**Exercise requirements**
Write the data out again exactly, with no pictures.

________________________

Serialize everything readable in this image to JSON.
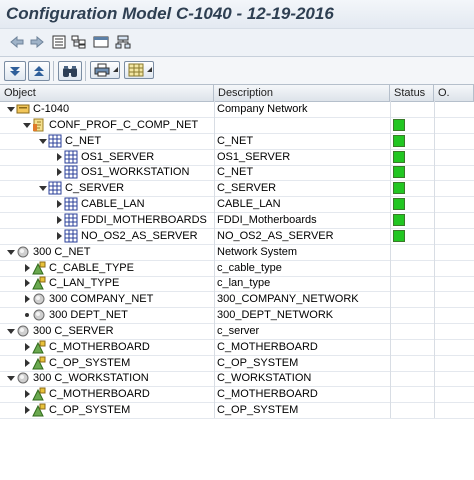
{
  "window": {
    "title": "Configuration Model C-1040 - 12-19-2016"
  },
  "columns": {
    "object": "Object",
    "description": "Description",
    "status": "Status",
    "other": "O."
  },
  "colors": {
    "status_ok": "#22c622",
    "accent": "#2e3f52"
  },
  "rows": [
    {
      "label": "C-1040",
      "desc": "Company Network",
      "level": 0,
      "expand": "down",
      "icon": "root-configuration-icon",
      "status": false
    },
    {
      "label": "CONF_PROF_C_COMP_NET",
      "desc": "",
      "level": 1,
      "expand": "down",
      "icon": "config-profile-icon",
      "status": true
    },
    {
      "label": "C_NET",
      "desc": "C_NET",
      "level": 2,
      "expand": "down",
      "icon": "class-icon",
      "status": true
    },
    {
      "label": "OS1_SERVER",
      "desc": "OS1_SERVER",
      "level": 3,
      "expand": "right",
      "icon": "class-icon",
      "status": true
    },
    {
      "label": "OS1_WORKSTATION",
      "desc": "C_NET",
      "level": 3,
      "expand": "right",
      "icon": "class-icon",
      "status": true
    },
    {
      "label": "C_SERVER",
      "desc": "C_SERVER",
      "level": 2,
      "expand": "down",
      "icon": "class-icon",
      "status": true
    },
    {
      "label": "CABLE_LAN",
      "desc": "CABLE_LAN",
      "level": 3,
      "expand": "right",
      "icon": "class-icon",
      "status": true
    },
    {
      "label": "FDDI_MOTHERBOARDS",
      "desc": "FDDI_Motherboards",
      "level": 3,
      "expand": "right",
      "icon": "class-icon",
      "status": true
    },
    {
      "label": "NO_OS2_AS_SERVER",
      "desc": "NO_OS2_AS_SERVER",
      "level": 3,
      "expand": "right",
      "icon": "class-icon",
      "status": true
    },
    {
      "label": "300 C_NET",
      "desc": "Network System",
      "level": 0,
      "expand": "down",
      "icon": "circle-icon",
      "status": false
    },
    {
      "label": "C_CABLE_TYPE",
      "desc": "c_cable_type",
      "level": 1,
      "expand": "right",
      "icon": "characteristic-icon",
      "status": false
    },
    {
      "label": "C_LAN_TYPE",
      "desc": "c_lan_type",
      "level": 1,
      "expand": "right",
      "icon": "characteristic-icon",
      "status": false
    },
    {
      "label": "300 COMPANY_NET",
      "desc": "300_COMPANY_NETWORK",
      "level": 1,
      "expand": "right",
      "icon": "circle-icon",
      "status": false
    },
    {
      "label": "300 DEPT_NET",
      "desc": "300_DEPT_NETWORK",
      "level": 1,
      "expand": "bullet",
      "icon": "circle-icon",
      "status": false
    },
    {
      "label": "300 C_SERVER",
      "desc": "c_server",
      "level": 0,
      "expand": "down",
      "icon": "circle-icon",
      "status": false
    },
    {
      "label": "C_MOTHERBOARD",
      "desc": "C_MOTHERBOARD",
      "level": 1,
      "expand": "right",
      "icon": "characteristic-icon",
      "status": false
    },
    {
      "label": "C_OP_SYSTEM",
      "desc": "C_OP_SYSTEM",
      "level": 1,
      "expand": "right",
      "icon": "characteristic-icon",
      "status": false
    },
    {
      "label": "300 C_WORKSTATION",
      "desc": "C_WORKSTATION",
      "level": 0,
      "expand": "down",
      "icon": "circle-icon",
      "status": false
    },
    {
      "label": "C_MOTHERBOARD",
      "desc": "C_MOTHERBOARD",
      "level": 1,
      "expand": "right",
      "icon": "characteristic-icon",
      "status": false
    },
    {
      "label": "C_OP_SYSTEM",
      "desc": "C_OP_SYSTEM",
      "level": 1,
      "expand": "right",
      "icon": "characteristic-icon",
      "status": false
    }
  ]
}
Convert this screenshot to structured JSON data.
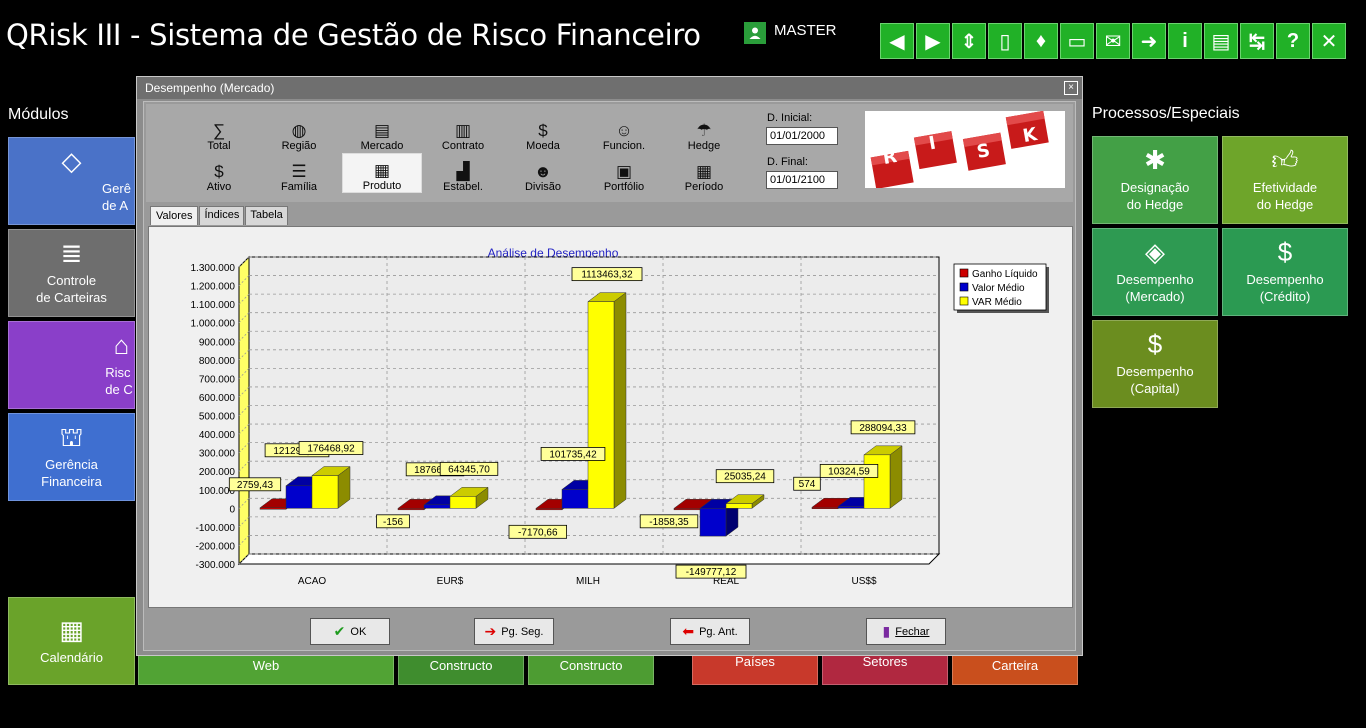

________________________

**Solved exercise**
Serialize everything readable in this image to JSON.
{
  "window": {
    "title": "Configuration Model C-1040 - 12-19-2016"
  },
  "columns": {
    "object": "Object",
    "description": "Description",
    "status": "Status",
    "other": "O."
  },
  "colors": {
    "status_ok": "#22c622",
    "accent": "#2e3f52"
  },
  "rows": [
    {
      "label": "C-1040",
      "desc": "Company Network",
      "level": 0,
      "expand": "down",
      "icon": "root-configuration-icon",
      "status": false
    },
    {
      "label": "CONF_PROF_C_COMP_NET",
      "desc": "",
      "level": 1,
      "expand": "down",
      "icon": "config-profile-icon",
      "status": true
    },
    {
      "label": "C_NET",
      "desc": "C_NET",
      "level": 2,
      "expand": "down",
      "icon": "class-icon",
      "status": true
    },
    {
      "label": "OS1_SERVER",
      "desc": "OS1_SERVER",
      "level": 3,
      "expand": "right",
      "icon": "class-icon",
      "status": true
    },
    {
      "label": "OS1_WORKSTATION",
      "desc": "C_NET",
      "level": 3,
      "expand": "right",
      "icon": "class-icon",
      "status": true
    },
    {
      "label": "C_SERVER",
      "desc": "C_SERVER",
      "level": 2,
      "expand": "down",
      "icon": "class-icon",
      "status": true
    },
    {
      "label": "CABLE_LAN",
      "desc": "CABLE_LAN",
      "level": 3,
      "expand": "right",
      "icon": "class-icon",
      "status": true
    },
    {
      "label": "FDDI_MOTHERBOARDS",
      "desc": "FDDI_Motherboards",
      "level": 3,
      "expand": "right",
      "icon": "class-icon",
      "status": true
    },
    {
      "label": "NO_OS2_AS_SERVER",
      "desc": "NO_OS2_AS_SERVER",
      "level": 3,
      "expand": "right",
      "icon": "class-icon",
      "status": true
    },
    {
      "label": "300 C_NET",
      "desc": "Network System",
      "level": 0,
      "expand": "down",
      "icon": "circle-icon",
      "status": false
    },
    {
      "label": "C_CABLE_TYPE",
      "desc": "c_cable_type",
      "level": 1,
      "expand": "right",
      "icon": "characteristic-icon",
      "status": false
    },
    {
      "label": "C_LAN_TYPE",
      "desc": "c_lan_type",
      "level": 1,
      "expand": "right",
      "icon": "characteristic-icon",
      "status": false
    },
    {
      "label": "300 COMPANY_NET",
      "desc": "300_COMPANY_NETWORK",
      "level": 1,
      "expand": "right",
      "icon": "circle-icon",
      "status": false
    },
    {
      "label": "300 DEPT_NET",
      "desc": "300_DEPT_NETWORK",
      "level": 1,
      "expand": "bullet",
      "icon": "circle-icon",
      "status": false
    },
    {
      "label": "300 C_SERVER",
      "desc": "c_server",
      "level": 0,
      "expand": "down",
      "icon": "circle-icon",
      "status": false
    },
    {
      "label": "C_MOTHERBOARD",
      "desc": "C_MOTHERBOARD",
      "level": 1,
      "expand": "right",
      "icon": "characteristic-icon",
      "status": false
    },
    {
      "label": "C_OP_SYSTEM",
      "desc": "C_OP_SYSTEM",
      "level": 1,
      "expand": "right",
      "icon": "characteristic-icon",
      "status": false
    },
    {
      "label": "300 C_WORKSTATION",
      "desc": "C_WORKSTATION",
      "level": 0,
      "expand": "down",
      "icon": "circle-icon",
      "status": false
    },
    {
      "label": "C_MOTHERBOARD",
      "desc": "C_MOTHERBOARD",
      "level": 1,
      "expand": "right",
      "icon": "characteristic-icon",
      "status": false
    },
    {
      "label": "C_OP_SYSTEM",
      "desc": "C_OP_SYSTEM",
      "level": 1,
      "expand": "right",
      "icon": "characteristic-icon",
      "status": false
    }
  ]
}
Convert this screenshot to structured JSON data.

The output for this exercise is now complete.